**EXCERPT**
BEGIN
You can run a Serverpod server anywhere that supports a Dart process or a Docker container: a managed server cluster, a serverless platform, or your own machine. This page covers the trade-offs, and the following pages walk through each path. For the managed path, see Serverpod Cloud.

Server cluster or serverless?

The two main options are running on a cluster of servers or on a serverless platform. Run on a cluster (such as Google Cloud Engine) if your server holds state. Run serverless (such as Google Cloud Run) if your server is stateless. An example of a stateful server is Pixorama, where the server keeps live state in memory. If you only make API calls that read and write a database, serverless may be the better fit.

Server clusterServerless
ProsAll features are supported. Great for real-time communication. Cost-efficient at scale.Minimal starting cost. Easier configuration. Minimal maintenance.
ConsSlightly higher starting cost. More complex to set up.Limited feature set. The server cannot hold state.

Serverless does not support:

  • Future calls. (Possible to configure, but requires a more advanced setup.)
  • Health metrics.
END
Resume the excerpt on hosting a Serverpod server, picking up right after its last line. The entries that follow have nothing to do with the text on Serverpod hosting.

**INPUT DATA**
BEGIN
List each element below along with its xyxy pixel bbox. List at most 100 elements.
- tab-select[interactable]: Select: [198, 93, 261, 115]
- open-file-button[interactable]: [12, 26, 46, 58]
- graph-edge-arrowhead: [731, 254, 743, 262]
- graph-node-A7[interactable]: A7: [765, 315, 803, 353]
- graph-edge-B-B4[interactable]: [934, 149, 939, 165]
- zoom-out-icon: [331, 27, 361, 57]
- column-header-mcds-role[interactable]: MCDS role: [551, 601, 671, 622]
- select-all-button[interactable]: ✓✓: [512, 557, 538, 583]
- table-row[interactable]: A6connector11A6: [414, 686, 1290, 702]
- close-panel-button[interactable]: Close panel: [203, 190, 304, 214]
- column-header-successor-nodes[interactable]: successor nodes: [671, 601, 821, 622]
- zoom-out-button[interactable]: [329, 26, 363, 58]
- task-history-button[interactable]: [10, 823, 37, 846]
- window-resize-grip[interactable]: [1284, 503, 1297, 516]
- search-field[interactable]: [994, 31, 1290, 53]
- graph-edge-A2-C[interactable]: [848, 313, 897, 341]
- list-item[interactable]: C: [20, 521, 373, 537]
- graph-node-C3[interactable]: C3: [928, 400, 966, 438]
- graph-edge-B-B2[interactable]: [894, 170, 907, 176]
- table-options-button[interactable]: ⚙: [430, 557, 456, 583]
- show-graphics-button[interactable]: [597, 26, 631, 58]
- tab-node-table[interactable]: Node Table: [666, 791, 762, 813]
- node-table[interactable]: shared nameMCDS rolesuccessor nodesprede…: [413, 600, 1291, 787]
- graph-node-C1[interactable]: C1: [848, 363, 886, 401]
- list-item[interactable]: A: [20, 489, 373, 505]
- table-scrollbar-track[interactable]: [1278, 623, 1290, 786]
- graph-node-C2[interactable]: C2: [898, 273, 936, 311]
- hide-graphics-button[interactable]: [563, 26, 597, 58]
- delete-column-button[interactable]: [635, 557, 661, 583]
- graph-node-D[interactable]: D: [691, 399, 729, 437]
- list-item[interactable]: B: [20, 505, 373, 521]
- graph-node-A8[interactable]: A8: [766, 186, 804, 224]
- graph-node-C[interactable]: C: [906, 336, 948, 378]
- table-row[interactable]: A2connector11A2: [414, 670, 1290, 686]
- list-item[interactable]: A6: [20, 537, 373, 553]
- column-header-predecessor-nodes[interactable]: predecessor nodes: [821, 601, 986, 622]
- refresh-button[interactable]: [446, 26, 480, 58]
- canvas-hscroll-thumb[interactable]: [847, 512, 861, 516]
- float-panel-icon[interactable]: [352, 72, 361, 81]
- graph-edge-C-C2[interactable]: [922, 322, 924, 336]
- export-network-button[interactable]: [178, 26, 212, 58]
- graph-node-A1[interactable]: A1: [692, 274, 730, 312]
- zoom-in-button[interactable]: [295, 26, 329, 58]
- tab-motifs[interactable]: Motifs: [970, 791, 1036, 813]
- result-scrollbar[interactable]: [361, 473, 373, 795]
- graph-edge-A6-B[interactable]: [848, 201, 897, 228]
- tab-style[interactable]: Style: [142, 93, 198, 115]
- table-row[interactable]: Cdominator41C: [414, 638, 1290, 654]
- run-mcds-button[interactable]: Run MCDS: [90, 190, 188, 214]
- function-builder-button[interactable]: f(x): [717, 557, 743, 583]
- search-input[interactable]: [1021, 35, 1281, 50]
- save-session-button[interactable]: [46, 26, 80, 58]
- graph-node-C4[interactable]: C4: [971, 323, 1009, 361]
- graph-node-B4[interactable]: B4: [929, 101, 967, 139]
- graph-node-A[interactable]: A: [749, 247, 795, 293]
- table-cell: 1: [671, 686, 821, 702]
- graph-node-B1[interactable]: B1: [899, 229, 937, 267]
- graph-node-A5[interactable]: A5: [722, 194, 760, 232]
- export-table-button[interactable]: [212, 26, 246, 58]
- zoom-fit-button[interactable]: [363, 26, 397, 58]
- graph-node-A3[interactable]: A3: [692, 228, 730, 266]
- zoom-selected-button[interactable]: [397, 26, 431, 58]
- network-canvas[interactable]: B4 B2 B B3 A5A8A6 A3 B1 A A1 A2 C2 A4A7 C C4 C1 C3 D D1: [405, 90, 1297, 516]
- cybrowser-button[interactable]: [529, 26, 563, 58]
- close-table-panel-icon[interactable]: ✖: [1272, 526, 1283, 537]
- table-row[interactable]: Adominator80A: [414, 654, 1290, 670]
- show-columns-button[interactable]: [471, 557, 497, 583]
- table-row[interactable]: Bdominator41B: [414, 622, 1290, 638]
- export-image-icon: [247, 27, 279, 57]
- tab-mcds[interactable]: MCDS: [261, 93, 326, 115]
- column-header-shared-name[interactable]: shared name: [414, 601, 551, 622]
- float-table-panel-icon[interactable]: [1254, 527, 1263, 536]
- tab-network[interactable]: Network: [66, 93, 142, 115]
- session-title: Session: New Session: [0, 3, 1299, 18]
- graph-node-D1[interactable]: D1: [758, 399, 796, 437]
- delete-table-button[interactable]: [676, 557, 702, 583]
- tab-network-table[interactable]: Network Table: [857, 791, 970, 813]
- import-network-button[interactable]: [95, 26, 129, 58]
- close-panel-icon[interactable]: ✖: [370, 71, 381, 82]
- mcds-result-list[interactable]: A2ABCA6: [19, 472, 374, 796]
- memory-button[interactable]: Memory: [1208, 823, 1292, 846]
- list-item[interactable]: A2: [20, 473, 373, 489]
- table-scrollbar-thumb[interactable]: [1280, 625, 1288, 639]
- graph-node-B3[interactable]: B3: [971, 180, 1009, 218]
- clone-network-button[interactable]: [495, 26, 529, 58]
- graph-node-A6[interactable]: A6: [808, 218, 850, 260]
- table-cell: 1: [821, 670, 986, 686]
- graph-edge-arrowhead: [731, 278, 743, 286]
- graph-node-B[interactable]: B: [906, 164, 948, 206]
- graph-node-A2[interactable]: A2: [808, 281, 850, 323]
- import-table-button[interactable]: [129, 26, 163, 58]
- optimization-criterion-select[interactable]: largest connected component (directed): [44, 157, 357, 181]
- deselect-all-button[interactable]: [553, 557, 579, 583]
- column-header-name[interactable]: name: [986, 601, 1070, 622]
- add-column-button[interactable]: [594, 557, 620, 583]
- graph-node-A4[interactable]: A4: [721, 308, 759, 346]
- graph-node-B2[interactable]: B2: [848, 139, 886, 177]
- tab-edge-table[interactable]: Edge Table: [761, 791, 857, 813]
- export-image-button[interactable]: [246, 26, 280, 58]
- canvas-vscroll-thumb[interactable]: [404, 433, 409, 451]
END
**RESULT**
  • On-server caching. Caching can still happen while a serverless instance stays warm, but it can be lost at any time. Caching with Redis is supported.
  • In-memory state. Store shared state in an external service such as Postgres, Redis, or another API instead.

Pick a guide

Approximate costs

A minimal server cluster on Google Cloud Platform:

ServiceMin cost
Compute Engine Instance$7 / mo
Cloud Load Balancing$19 / mo
Cloud SQL for PostgreSQL$10 / mo

A minimal serverless setup on Google Cloud Run, where you only pay for the traffic you serve and no load balancer is required:

ServiceMin cost
Cloud Run$0 / mo
Cloud SQL for PostgreSQL$10 / mo
info

These prices are rough approximations to give you a sense of hosting costs. Actual costs vary and change over time. Do your own research before provisioning infrastructure.